**Task to carry out**: Collect from the data below each line with "wood".

Saved data entries
★ ★ ★ ★

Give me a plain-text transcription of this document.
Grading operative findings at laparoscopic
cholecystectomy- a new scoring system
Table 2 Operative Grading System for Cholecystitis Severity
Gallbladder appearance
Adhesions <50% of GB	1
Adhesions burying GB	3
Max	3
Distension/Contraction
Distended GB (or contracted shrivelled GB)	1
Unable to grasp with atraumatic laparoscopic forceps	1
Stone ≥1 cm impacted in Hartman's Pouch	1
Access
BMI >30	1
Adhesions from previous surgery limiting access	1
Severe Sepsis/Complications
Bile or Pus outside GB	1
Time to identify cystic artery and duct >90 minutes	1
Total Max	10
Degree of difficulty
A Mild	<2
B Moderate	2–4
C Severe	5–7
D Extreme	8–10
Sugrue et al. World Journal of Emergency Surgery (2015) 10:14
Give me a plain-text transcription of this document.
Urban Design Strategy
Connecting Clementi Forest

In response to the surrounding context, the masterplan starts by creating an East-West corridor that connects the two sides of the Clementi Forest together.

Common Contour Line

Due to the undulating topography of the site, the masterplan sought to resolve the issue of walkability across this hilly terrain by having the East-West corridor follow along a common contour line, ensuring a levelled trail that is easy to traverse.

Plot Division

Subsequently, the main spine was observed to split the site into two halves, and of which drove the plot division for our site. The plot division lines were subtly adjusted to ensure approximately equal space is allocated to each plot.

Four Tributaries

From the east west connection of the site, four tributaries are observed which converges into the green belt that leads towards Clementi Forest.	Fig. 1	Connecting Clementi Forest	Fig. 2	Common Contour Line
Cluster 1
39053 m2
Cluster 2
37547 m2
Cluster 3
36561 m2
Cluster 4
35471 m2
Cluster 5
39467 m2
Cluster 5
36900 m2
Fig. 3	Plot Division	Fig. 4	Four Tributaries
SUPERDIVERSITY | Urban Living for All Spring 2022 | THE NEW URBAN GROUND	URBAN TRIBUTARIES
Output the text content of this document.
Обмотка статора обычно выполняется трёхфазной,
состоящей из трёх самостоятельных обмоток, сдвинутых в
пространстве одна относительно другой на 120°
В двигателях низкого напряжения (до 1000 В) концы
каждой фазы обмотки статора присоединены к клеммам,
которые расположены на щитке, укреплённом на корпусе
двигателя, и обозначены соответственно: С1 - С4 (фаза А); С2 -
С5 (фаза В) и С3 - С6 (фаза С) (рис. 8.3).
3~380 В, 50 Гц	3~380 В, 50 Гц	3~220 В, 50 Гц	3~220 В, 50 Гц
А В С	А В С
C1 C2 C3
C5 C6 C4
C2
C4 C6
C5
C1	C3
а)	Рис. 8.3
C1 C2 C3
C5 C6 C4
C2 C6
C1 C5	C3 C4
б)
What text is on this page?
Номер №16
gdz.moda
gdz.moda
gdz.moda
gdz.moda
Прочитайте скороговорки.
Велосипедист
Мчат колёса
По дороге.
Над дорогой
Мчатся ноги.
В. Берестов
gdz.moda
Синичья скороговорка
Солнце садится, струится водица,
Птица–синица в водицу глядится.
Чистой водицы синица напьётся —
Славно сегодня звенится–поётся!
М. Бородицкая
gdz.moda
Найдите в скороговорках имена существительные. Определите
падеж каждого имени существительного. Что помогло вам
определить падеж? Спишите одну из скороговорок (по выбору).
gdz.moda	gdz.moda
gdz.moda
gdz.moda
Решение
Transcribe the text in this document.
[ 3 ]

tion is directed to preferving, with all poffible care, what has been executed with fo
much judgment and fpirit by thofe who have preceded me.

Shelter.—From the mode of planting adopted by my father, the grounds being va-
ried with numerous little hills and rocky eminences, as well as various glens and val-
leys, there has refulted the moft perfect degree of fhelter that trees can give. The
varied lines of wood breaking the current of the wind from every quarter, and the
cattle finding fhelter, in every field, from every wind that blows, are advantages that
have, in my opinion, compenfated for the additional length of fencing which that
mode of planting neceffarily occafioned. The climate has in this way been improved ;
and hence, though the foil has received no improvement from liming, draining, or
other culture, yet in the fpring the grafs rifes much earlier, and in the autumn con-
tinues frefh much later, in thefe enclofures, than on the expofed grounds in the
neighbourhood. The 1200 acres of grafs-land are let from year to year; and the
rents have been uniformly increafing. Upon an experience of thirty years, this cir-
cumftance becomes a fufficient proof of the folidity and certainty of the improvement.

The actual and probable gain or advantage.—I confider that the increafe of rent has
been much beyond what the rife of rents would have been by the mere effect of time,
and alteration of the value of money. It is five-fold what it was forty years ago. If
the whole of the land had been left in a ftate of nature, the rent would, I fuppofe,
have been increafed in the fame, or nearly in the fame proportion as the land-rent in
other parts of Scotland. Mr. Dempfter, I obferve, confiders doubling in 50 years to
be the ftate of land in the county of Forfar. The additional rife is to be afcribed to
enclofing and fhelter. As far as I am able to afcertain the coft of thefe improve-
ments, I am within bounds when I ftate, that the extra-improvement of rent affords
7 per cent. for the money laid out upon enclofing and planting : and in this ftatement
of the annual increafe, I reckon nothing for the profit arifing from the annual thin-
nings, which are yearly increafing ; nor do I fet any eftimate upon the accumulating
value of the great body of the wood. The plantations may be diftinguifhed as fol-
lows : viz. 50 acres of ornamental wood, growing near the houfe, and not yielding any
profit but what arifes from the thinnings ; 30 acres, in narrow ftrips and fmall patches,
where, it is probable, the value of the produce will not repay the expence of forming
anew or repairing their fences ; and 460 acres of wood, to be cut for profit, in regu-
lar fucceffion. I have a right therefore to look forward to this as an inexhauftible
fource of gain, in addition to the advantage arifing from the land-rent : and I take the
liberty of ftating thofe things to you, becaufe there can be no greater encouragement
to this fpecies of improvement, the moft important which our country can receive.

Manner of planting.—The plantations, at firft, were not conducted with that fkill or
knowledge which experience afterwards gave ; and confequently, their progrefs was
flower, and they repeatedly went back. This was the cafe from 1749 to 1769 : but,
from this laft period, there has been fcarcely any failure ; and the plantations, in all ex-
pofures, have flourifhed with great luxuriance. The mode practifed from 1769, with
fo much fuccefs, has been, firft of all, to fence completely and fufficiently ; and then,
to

★ ★ ★ ★

**Exercise answer**:
varied lines of wood breaking the current of the wind from every quarter, and the
value of the great body of the wood. The plantations may be diftinguifhed as fol-
lows : viz. 50 acres of ornamental wood, growing near the houfe, and not yielding any
anew or repairing their fences ; and 460 acres of wood, to be cut for profit, in regu-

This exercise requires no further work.